# Solved: Using Peachtree Accounting on Windows 7



## carterlake (Dec 14, 2007)

Need some help using Peachtree on windows 7 please:

I am using Peachtree Premium Accouting 2004 , Accountants edition on my Acer laptop, running windows 7, service pack one.

Just got a Gateway with Windows 7, transferred everythng over using Easy Transfer, when I tried to install Peachtree, using the CD, I got the error message "Error accessing the system registry"

Contacted Sage and they told me my version of peachtree is not compatible with windows 7 and I need to upgrade. But I have been using the same version of Peachtree for years on my Acer laptop with windows 7 !

Anyone know a fix so I can continue to use peachtree ? 

Thanks Tech Guys !

Denise


----------



## etaf (Oct 2, 2003)

your old windows 7 - possible difference one is 32bit and the other 64bit 

control panel> system > will tell you on the general tab


----------



## carterlake (Dec 14, 2007)

Hello, thank you for your reply. 

Yes, I checked and they are both 64 bit. 

I was able to open the Peachtree CD on the new Lap top by choosing "opening files", then running the installation program.

---*---

▸ **AIM A**: Change "Acer" to "Dell" in the Peachtree thread, from "I am using Peachtree" up to and including "Tech Guys !", and write out that passage.
The records that follow were not taken from the same place as the Peachtree thread.

▸ **MATERIALS PROVIDED**:
---*---

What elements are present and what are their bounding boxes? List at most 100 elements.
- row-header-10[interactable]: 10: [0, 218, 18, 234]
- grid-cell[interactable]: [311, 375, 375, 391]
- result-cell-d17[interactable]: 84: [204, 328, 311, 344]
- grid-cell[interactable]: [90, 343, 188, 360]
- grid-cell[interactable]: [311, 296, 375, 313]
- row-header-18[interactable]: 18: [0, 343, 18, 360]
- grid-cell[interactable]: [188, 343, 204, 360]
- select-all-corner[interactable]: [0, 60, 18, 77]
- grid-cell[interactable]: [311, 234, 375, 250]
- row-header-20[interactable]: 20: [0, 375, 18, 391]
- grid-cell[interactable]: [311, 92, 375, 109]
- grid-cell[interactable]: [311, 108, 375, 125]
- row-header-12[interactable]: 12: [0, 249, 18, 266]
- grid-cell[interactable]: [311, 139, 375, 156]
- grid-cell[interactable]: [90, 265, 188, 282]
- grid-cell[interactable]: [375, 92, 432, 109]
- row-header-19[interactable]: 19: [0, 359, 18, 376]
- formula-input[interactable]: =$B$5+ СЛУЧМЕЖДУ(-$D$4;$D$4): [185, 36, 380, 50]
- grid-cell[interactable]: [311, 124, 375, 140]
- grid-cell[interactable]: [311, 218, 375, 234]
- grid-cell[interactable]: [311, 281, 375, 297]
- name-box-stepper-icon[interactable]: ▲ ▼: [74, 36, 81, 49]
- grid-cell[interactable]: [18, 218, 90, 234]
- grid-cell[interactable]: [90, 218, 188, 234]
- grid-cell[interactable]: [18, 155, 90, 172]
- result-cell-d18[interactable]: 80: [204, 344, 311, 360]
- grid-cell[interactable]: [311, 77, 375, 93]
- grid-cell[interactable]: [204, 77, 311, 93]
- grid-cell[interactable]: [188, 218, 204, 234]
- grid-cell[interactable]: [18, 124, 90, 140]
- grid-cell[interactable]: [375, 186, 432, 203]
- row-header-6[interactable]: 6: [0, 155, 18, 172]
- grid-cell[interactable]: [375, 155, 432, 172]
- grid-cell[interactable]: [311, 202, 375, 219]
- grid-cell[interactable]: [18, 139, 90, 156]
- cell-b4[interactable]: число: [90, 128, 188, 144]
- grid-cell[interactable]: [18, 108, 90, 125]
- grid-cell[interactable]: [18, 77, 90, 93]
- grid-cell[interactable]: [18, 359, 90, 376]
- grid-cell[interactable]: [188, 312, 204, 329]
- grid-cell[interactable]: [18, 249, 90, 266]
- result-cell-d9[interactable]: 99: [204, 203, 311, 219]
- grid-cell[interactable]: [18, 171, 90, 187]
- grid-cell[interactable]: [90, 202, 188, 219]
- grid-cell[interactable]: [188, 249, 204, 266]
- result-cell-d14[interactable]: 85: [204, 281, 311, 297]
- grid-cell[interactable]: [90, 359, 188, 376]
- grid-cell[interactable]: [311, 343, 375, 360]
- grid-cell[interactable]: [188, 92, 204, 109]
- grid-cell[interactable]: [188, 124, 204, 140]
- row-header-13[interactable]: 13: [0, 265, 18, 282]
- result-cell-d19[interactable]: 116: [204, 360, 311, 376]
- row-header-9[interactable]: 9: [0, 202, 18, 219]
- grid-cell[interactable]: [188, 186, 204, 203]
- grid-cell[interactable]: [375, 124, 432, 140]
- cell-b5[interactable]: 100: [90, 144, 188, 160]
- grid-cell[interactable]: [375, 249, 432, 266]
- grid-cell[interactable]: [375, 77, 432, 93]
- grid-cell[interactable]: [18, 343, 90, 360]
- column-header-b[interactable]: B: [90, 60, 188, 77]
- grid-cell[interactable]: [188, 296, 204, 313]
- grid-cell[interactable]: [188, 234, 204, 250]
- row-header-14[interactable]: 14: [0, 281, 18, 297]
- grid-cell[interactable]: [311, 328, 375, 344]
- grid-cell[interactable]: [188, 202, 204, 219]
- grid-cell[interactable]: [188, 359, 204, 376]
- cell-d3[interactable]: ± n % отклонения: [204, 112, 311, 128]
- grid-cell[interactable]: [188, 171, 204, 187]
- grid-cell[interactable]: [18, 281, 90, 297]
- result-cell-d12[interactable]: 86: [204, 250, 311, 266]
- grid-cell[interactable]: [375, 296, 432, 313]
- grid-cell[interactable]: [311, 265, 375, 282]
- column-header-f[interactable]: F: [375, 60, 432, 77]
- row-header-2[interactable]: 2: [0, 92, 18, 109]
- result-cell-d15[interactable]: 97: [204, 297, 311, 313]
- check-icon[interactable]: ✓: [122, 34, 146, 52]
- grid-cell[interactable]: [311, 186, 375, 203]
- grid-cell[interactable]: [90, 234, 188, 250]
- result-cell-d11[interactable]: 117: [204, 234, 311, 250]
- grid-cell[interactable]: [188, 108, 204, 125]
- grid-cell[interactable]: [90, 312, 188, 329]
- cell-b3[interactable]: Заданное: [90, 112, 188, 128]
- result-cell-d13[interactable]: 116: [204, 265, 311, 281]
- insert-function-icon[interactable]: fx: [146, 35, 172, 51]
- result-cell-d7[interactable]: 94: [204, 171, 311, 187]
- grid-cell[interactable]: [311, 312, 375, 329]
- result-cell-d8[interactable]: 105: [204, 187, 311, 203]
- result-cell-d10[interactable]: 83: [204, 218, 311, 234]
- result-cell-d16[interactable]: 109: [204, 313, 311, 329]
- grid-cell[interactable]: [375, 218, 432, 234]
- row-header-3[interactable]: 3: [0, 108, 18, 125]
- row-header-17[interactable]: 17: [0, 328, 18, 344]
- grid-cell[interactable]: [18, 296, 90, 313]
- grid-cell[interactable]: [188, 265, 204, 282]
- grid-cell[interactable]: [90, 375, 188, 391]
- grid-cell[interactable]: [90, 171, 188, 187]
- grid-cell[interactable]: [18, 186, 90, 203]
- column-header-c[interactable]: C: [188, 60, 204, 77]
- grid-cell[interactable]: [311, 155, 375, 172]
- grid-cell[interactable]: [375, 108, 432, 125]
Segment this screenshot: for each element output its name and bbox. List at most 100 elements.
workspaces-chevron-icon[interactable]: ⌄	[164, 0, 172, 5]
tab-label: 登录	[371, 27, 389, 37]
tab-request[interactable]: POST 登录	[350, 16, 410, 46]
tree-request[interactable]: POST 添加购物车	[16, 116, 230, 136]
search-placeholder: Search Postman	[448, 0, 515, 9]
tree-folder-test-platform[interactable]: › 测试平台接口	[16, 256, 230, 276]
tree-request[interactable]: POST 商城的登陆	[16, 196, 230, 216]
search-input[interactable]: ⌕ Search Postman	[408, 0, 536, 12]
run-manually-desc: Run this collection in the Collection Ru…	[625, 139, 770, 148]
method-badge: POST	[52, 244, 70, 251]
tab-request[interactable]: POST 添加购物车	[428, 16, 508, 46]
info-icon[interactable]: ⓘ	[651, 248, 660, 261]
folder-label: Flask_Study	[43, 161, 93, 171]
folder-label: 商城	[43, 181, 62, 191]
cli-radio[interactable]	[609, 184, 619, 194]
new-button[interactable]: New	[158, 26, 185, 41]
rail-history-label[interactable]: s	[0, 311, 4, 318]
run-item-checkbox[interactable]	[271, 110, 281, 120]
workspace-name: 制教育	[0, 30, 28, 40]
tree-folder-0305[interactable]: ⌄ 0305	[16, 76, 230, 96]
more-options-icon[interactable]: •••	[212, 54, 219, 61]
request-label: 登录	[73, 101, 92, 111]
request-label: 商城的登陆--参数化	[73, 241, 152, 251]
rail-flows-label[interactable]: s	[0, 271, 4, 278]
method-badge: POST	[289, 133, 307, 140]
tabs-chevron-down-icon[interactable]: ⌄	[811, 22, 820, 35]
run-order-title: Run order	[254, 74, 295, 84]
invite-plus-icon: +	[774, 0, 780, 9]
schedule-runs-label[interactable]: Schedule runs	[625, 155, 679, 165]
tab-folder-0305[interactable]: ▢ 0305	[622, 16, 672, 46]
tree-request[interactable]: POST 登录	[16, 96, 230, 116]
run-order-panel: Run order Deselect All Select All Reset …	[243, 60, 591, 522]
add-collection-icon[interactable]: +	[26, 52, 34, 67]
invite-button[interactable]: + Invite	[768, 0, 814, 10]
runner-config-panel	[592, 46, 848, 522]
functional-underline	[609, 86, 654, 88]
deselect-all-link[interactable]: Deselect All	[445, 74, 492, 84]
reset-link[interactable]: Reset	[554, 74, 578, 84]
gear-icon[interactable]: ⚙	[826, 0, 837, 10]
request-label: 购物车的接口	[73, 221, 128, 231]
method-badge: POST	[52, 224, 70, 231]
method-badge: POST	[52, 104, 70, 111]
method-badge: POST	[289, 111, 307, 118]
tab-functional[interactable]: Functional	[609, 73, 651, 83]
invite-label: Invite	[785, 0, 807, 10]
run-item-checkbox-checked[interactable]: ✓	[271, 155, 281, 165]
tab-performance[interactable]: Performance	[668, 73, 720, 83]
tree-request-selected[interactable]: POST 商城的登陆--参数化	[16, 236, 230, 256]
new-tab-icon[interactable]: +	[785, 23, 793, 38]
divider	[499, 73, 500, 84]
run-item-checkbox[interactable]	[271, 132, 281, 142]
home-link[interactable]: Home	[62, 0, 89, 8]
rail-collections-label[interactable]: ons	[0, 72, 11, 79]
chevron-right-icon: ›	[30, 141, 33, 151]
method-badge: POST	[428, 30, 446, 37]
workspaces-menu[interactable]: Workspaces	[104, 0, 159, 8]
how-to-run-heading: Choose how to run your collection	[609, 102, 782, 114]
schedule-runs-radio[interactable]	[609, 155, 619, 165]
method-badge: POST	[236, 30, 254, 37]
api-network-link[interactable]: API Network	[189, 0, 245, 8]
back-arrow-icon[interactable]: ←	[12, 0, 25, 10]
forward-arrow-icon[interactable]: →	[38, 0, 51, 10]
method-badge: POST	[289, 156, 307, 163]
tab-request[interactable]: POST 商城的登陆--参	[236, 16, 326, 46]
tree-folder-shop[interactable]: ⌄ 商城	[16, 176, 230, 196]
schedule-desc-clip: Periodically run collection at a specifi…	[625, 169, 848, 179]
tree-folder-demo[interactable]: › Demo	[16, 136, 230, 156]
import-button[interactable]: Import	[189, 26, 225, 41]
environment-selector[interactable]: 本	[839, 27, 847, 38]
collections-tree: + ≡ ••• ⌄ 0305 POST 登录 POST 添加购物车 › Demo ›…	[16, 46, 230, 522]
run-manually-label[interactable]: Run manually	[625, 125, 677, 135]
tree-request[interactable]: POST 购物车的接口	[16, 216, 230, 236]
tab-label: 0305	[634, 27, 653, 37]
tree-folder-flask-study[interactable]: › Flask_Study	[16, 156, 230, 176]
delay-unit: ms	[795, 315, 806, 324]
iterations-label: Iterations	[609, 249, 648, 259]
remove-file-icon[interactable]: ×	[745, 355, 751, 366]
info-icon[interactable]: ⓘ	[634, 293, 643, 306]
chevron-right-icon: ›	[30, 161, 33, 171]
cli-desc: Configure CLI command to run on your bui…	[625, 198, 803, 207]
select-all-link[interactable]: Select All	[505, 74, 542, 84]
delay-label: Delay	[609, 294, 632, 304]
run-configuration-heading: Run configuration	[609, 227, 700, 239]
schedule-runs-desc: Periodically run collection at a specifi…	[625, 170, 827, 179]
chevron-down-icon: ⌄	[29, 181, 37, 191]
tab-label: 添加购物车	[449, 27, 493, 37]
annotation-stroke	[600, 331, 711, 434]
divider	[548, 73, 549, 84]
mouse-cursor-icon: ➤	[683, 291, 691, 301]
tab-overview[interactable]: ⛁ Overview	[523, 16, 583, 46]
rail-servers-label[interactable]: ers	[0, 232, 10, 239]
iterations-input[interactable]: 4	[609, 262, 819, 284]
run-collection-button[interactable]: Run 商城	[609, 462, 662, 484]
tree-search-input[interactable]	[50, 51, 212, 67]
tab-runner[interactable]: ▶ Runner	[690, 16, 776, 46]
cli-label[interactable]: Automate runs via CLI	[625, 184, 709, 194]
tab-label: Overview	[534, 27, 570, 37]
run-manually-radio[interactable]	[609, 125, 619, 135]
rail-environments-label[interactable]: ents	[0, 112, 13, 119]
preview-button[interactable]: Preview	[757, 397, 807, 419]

---*---

▸ **AIM B**: Lay out the records as a Markdown table with the columns "No." and "Line", running from the start of the records up to and including the line with "- grid-cell[interactable]: [188, 249, 204, 266]". Number each row and leave out blank lines.

▸ **TASK RESULT A**:
I am using Peachtree Premium Accouting 2004 , Accountants edition on my Dell laptop, running windows 7, service pack one.

Just got a Gateway with Windows 7, transferred everythng over using Easy Transfer, when I tried to install Peachtree, using the CD, I got the error message "Error accessing the system registry"

Contacted Sage and they told me my version of peachtree is not compatible with windows 7 and I need to upgrade. But I have been using the same version of Peachtree for years on my Dell laptop with windows 7 !

Anyone know a fix so I can continue to use peachtree ? 

Thanks Tech Guys !

▸ **TASK RESULT B**:
| No. | Line |
|---|---|
| 1 | What elements are present and what are their bounding boxes? List at most 100 elements. |
| 2 | - row-header-10[interactable]: 10: [0, 218, 18, 234] |
| 3 | - grid-cell[interactable]: [311, 375, 375, 391] |
| 4 | - result-cell-d17[interactable]: 84: [204, 328, 311, 344] |
| 5 | - grid-cell[interactable]: [90, 343, 188, 360] |
| 6 | - grid-cell[interactable]: [311, 296, 375, 313] |
| 7 | - row-header-18[interactable]: 18: [0, 343, 18, 360] |
| 8 | - grid-cell[interactable]: [188, 343, 204, 360] |
| 9 | - select-all-corner[interactable]: [0, 60, 18, 77] |
| 10 | - grid-cell[interactable]: [311, 234, 375, 250] |
| 11 | - row-header-20[interactable]: 20: [0, 375, 18, 391] |
| 12 | - grid-cell[interactable]: [311, 92, 375, 109] |
| 13 | - grid-cell[interactable]: [311, 108, 375, 125] |
| 14 | - row-header-12[interactable]: 12: [0, 249, 18, 266] |
| 15 | - grid-cell[interactable]: [311, 139, 375, 156] |
| 16 | - grid-cell[interactable]: [90, 265, 188, 282] |
| 17 | - grid-cell[interactable]: [375, 92, 432, 109] |
| 18 | - row-header-19[interactable]: 19: [0, 359, 18, 376] |
| 19 | - formula-input[interactable]: =$B$5+ СЛУЧМЕЖДУ(-$D$4;$D$4): [185, 36, 380, 50] |
| 20 | - grid-cell[interactable]: [311, 124, 375, 140] |
| 21 | - grid-cell[interactable]: [311, 218, 375, 234] |
| 22 | - grid-cell[interactable]: [311, 281, 375, 297] |
| 23 | - name-box-stepper-icon[interactable]: ▲ ▼: [74, 36, 81, 49] |
| 24 | - grid-cell[interactable]: [18, 218, 90, 234] |
| 25 | - grid-cell[interactable]: [90, 218, 188, 234] |
| 26 | - grid-cell[interactable]: [18, 155, 90, 172] |
| 27 | - result-cell-d18[interactable]: 80: [204, 344, 311, 360] |
| 28 | - grid-cell[interactable]: [311, 77, 375, 93] |
| 29 | - grid-cell[interactable]: [204, 77, 311, 93] |
| 30 | - grid-cell[interactable]: [188, 218, 204, 234] |
| 31 | - grid-cell[interactable]: [18, 124, 90, 140] |
| 32 | - grid-cell[interactable]: [375, 186, 432, 203] |
| 33 | - row-header-6[interactable]: 6: [0, 155, 18, 172] |
| 34 | - grid-cell[interactable]: [375, 155, 432, 172] |
| 35 | - grid-cell[interactable]: [311, 202, 375, 219] |
| 36 | - grid-cell[interactable]: [18, 139, 90, 156] |
| 37 | - cell-b4[interactable]: число: [90, 128, 188, 144] |
| 38 | - grid-cell[interactable]: [18, 108, 90, 125] |
| 39 | - grid-cell[interactable]: [18, 77, 90, 93] |
| 40 | - grid-cell[interactable]: [18, 359, 90, 376] |
| 41 | - grid-cell[interactable]: [188, 312, 204, 329] |
| 42 | - grid-cell[interactable]: [18, 249, 90, 266] |
| 43 | - result-cell-d9[interactable]: 99: [204, 203, 311, 219] |
| 44 | - grid-cell[interactable]: [18, 171, 90, 187] |
| 45 | - grid-cell[interactable]: [90, 202, 188, 219] |
| 46 | - grid-cell[interactable]: [188, 249, 204, 266] |